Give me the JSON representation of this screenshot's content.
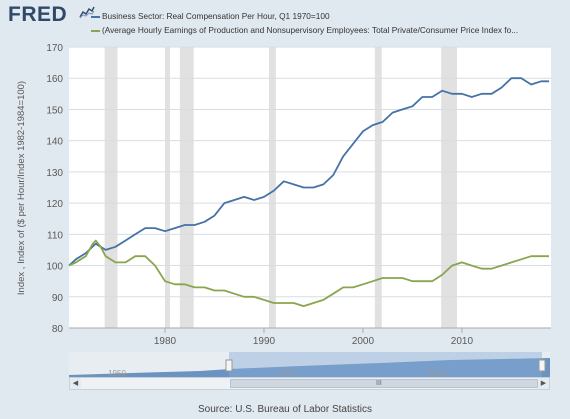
{
  "header": {
    "logo": "FRED",
    "logo_icon": "fred-chart-icon"
  },
  "legend": [
    {
      "label": "Business Sector: Real Compensation Per Hour, Q1 1970=100",
      "color": "#4572a7"
    },
    {
      "label": "(Average Hourly Earnings of Production and Nonsupervisory Employees: Total Private/Consumer Price Index fo...",
      "color": "#89a54e"
    }
  ],
  "source": "Source: U.S. Bureau of Labor Statistics",
  "navigator": {
    "ticks": [
      "1950",
      "1975",
      "2000"
    ],
    "left_arrow": "◀",
    "right_arrow": "▶",
    "grip": "III"
  },
  "chart_data": {
    "type": "line",
    "ylabel": "Index , Index of ($ per Hour/Index 1982-1984=100)",
    "xlabel": "",
    "xlim": [
      1970.3,
      2019.0
    ],
    "ylim": [
      80,
      170
    ],
    "x_ticks": [
      1980,
      1990,
      2000,
      2010
    ],
    "y_ticks": [
      80,
      90,
      100,
      110,
      120,
      130,
      140,
      150,
      160,
      170
    ],
    "grid": true,
    "recessions": [
      [
        1973.9,
        1975.2
      ],
      [
        1980.0,
        1980.5
      ],
      [
        1981.5,
        1982.9
      ],
      [
        1990.5,
        1991.2
      ],
      [
        2001.2,
        2001.9
      ],
      [
        2007.9,
        2009.5
      ]
    ],
    "series": [
      {
        "name": "Business Sector: Real Compensation Per Hour, Q1 1970=100",
        "color": "#4572a7",
        "x": [
          1970.3,
          1971,
          1972,
          1973,
          1973.5,
          1974,
          1975,
          1976,
          1977,
          1978,
          1979,
          1980,
          1981,
          1982,
          1983,
          1984,
          1985,
          1986,
          1987,
          1988,
          1989,
          1990,
          1991,
          1992,
          1993,
          1994,
          1995,
          1996,
          1997,
          1998,
          1999,
          2000,
          2001,
          2002,
          2003,
          2004,
          2005,
          2006,
          2007,
          2008,
          2009,
          2010,
          2011,
          2012,
          2013,
          2014,
          2015,
          2016,
          2017,
          2018,
          2018.8
        ],
        "y": [
          100,
          102,
          104,
          107,
          106,
          105,
          106,
          108,
          110,
          112,
          112,
          111,
          112,
          113,
          113,
          114,
          116,
          120,
          121,
          122,
          121,
          122,
          124,
          127,
          126,
          125,
          125,
          126,
          129,
          135,
          139,
          143,
          145,
          146,
          149,
          150,
          151,
          154,
          154,
          156,
          155,
          155,
          154,
          155,
          155,
          157,
          160,
          160,
          158,
          159,
          159
        ]
      },
      {
        "name": "(Average Hourly Earnings of Production and Nonsupervisory Employees: Total Private/Consumer Price Index fo...",
        "color": "#89a54e",
        "x": [
          1970.3,
          1971,
          1972,
          1972.7,
          1973,
          1973.5,
          1974,
          1975,
          1976,
          1977,
          1978,
          1979,
          1980,
          1981,
          1982,
          1983,
          1984,
          1985,
          1986,
          1987,
          1988,
          1989,
          1990,
          1991,
          1992,
          1993,
          1994,
          1995,
          1996,
          1997,
          1998,
          1999,
          2000,
          2001,
          2002,
          2003,
          2004,
          2005,
          2006,
          2007,
          2008,
          2009,
          2010,
          2011,
          2012,
          2013,
          2014,
          2015,
          2016,
          2017,
          2018,
          2018.8
        ],
        "y": [
          100,
          101,
          103,
          107,
          108,
          106,
          103,
          101,
          101,
          103,
          103,
          100,
          95,
          94,
          94,
          93,
          93,
          92,
          92,
          91,
          90,
          90,
          89,
          88,
          88,
          88,
          87,
          88,
          89,
          91,
          93,
          93,
          94,
          95,
          96,
          96,
          96,
          95,
          95,
          95,
          97,
          100,
          101,
          100,
          99,
          99,
          100,
          101,
          102,
          103,
          103,
          103
        ]
      }
    ]
  }
}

Task to complete | Give the number of lines in the entries that hold the word "Private", and nothing else.

Solution | 2